Stored data entries
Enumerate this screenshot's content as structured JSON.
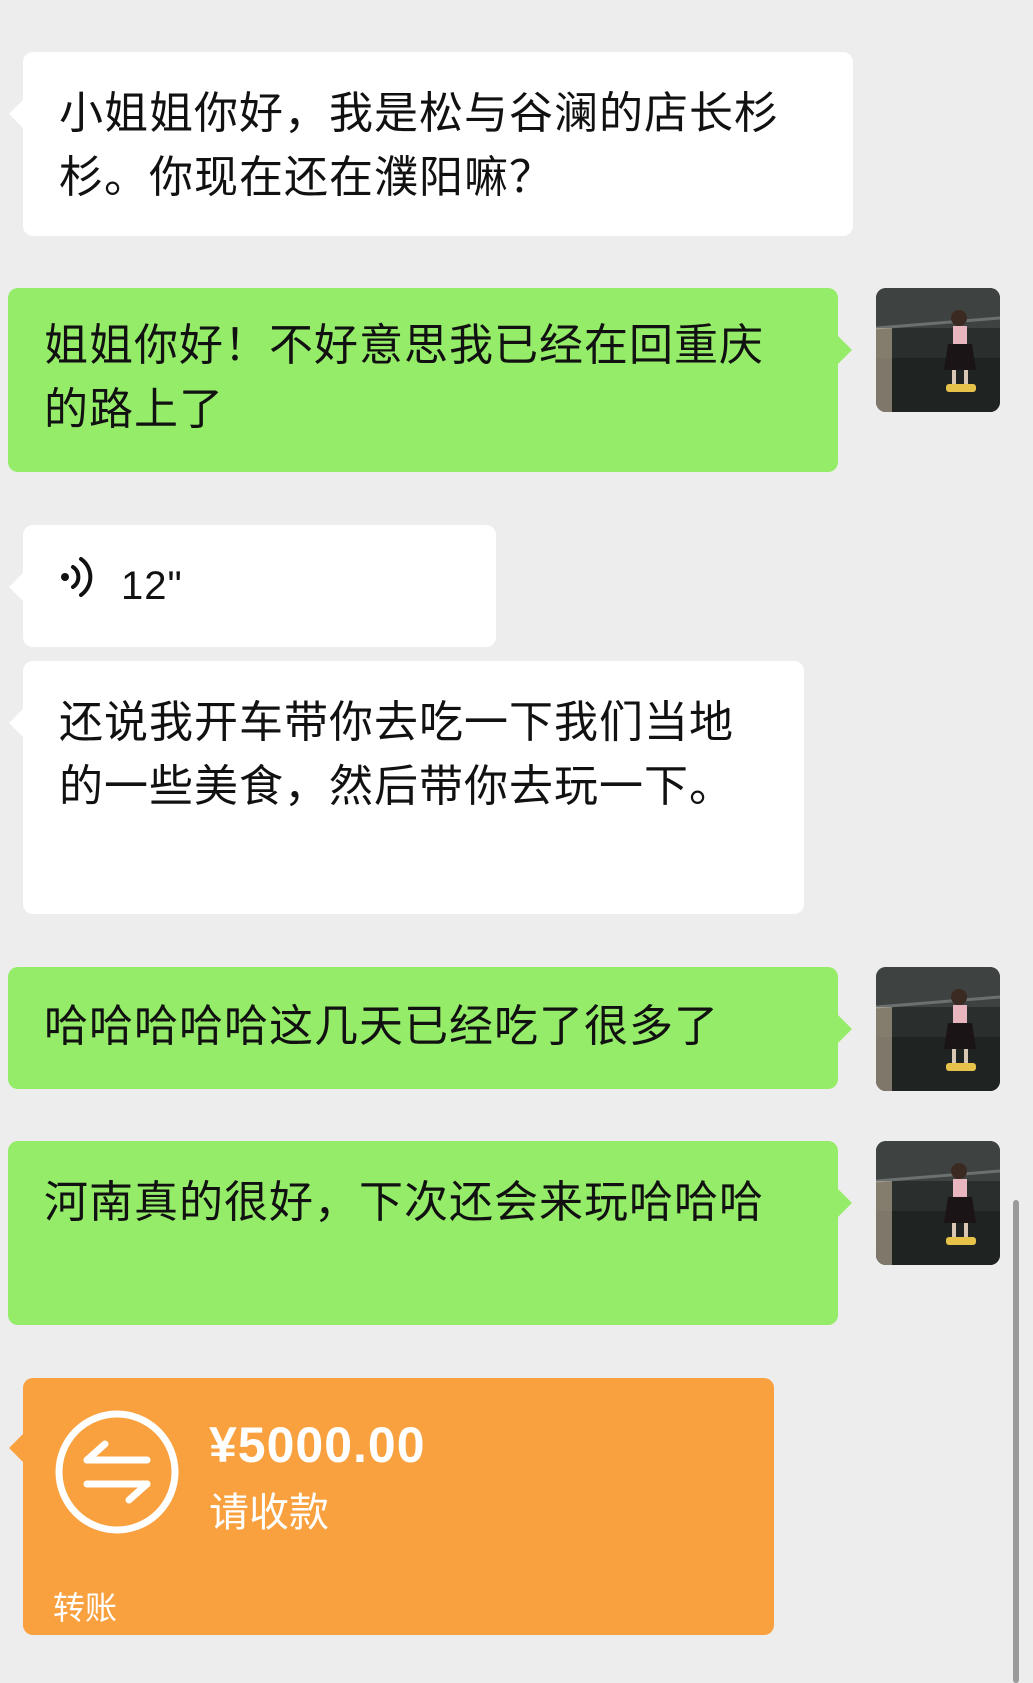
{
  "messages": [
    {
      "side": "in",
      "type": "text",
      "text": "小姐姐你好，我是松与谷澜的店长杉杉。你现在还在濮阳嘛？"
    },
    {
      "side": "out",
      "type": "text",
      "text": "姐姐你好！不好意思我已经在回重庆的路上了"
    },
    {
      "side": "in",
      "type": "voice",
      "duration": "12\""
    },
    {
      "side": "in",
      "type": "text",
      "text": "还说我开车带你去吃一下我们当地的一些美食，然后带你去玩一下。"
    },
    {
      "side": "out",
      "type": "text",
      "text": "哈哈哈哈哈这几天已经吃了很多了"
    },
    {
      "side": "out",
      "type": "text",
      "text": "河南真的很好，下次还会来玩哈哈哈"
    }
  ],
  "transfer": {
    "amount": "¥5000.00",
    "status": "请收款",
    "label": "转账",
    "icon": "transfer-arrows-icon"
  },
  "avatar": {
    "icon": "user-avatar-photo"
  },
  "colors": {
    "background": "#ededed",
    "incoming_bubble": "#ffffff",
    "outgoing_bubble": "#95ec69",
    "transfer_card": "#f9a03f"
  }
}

---

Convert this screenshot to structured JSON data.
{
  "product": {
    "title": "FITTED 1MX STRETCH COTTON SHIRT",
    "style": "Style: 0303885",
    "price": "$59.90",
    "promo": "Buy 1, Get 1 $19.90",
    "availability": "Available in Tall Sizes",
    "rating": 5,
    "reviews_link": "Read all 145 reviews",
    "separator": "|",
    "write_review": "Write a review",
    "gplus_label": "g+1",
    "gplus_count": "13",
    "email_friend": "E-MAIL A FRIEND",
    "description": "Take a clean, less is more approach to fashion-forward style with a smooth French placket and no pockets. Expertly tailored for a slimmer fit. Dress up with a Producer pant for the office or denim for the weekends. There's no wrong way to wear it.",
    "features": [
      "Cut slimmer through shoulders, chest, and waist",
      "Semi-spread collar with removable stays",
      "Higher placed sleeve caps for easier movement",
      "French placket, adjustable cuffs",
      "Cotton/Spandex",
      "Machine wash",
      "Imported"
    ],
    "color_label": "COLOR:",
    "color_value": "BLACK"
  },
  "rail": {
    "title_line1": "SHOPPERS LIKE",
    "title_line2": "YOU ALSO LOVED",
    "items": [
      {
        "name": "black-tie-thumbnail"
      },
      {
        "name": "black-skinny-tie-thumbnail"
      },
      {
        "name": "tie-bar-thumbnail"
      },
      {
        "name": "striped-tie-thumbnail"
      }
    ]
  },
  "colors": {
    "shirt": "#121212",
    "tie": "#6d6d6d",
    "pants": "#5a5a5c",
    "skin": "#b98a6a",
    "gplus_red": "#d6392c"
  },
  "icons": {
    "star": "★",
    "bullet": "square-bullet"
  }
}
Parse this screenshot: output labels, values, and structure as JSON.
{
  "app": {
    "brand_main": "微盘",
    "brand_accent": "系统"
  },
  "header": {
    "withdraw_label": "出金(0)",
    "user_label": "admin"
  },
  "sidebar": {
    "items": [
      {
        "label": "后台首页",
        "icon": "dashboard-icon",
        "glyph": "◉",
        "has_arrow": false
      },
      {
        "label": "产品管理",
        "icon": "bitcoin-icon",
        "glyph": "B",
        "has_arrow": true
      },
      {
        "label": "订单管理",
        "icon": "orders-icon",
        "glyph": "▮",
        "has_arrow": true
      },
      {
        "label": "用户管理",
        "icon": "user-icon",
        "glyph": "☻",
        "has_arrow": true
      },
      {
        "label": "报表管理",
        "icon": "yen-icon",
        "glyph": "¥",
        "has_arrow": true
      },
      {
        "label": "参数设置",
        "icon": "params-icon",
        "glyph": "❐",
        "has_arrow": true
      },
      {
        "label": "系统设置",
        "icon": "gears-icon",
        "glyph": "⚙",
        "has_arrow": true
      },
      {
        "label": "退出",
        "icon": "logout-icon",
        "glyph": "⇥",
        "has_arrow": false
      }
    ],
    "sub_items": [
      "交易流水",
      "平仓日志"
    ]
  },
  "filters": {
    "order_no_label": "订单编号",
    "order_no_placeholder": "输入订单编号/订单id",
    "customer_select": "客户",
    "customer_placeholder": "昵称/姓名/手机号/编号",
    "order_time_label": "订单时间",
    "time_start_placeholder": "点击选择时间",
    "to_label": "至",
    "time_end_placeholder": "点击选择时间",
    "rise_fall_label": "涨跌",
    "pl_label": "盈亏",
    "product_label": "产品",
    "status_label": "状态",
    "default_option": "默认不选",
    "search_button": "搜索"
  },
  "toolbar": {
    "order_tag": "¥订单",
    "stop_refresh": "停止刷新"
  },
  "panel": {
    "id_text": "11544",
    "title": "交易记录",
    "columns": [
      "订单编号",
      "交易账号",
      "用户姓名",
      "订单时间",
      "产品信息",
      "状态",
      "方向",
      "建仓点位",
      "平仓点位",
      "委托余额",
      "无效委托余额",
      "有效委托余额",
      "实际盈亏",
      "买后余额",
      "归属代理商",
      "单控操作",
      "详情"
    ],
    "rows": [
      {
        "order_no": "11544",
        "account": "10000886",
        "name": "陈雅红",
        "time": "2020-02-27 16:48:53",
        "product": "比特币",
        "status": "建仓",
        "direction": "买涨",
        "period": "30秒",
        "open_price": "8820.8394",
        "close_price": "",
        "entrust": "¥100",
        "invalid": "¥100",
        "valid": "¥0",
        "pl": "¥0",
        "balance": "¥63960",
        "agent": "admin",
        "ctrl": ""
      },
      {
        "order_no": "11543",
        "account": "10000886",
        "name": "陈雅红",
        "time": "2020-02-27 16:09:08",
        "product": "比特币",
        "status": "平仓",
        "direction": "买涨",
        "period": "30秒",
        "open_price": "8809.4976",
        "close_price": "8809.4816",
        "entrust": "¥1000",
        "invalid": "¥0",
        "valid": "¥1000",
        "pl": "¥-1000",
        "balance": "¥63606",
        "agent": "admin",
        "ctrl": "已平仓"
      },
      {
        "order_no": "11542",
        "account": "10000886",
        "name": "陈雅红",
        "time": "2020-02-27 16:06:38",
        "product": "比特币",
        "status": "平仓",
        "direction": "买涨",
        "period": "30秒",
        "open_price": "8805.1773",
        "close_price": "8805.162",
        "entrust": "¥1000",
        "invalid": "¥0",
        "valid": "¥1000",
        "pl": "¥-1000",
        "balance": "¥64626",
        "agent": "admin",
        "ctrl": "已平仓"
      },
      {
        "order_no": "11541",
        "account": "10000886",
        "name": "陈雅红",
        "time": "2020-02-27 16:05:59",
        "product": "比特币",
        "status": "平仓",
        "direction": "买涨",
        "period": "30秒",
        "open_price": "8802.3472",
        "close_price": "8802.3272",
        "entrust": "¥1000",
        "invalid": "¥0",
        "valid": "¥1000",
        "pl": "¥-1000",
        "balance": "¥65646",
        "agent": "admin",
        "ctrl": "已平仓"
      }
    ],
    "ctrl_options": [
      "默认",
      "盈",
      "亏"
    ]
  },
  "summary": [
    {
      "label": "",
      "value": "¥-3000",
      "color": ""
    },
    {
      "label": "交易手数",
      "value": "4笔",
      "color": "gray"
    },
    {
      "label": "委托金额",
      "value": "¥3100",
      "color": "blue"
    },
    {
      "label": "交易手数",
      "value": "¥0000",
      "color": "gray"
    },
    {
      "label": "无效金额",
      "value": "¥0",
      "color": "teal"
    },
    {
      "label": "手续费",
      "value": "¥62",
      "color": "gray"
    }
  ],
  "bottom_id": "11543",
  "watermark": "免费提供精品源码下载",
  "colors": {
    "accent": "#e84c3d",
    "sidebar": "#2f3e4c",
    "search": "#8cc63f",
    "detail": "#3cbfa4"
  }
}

■ Directions:
Show each line in the entries that holds the string "structured".

■ Problem solution:
Enumerate this screenshot's content as structured JSON.
Convert this screenshot to structured JSON data.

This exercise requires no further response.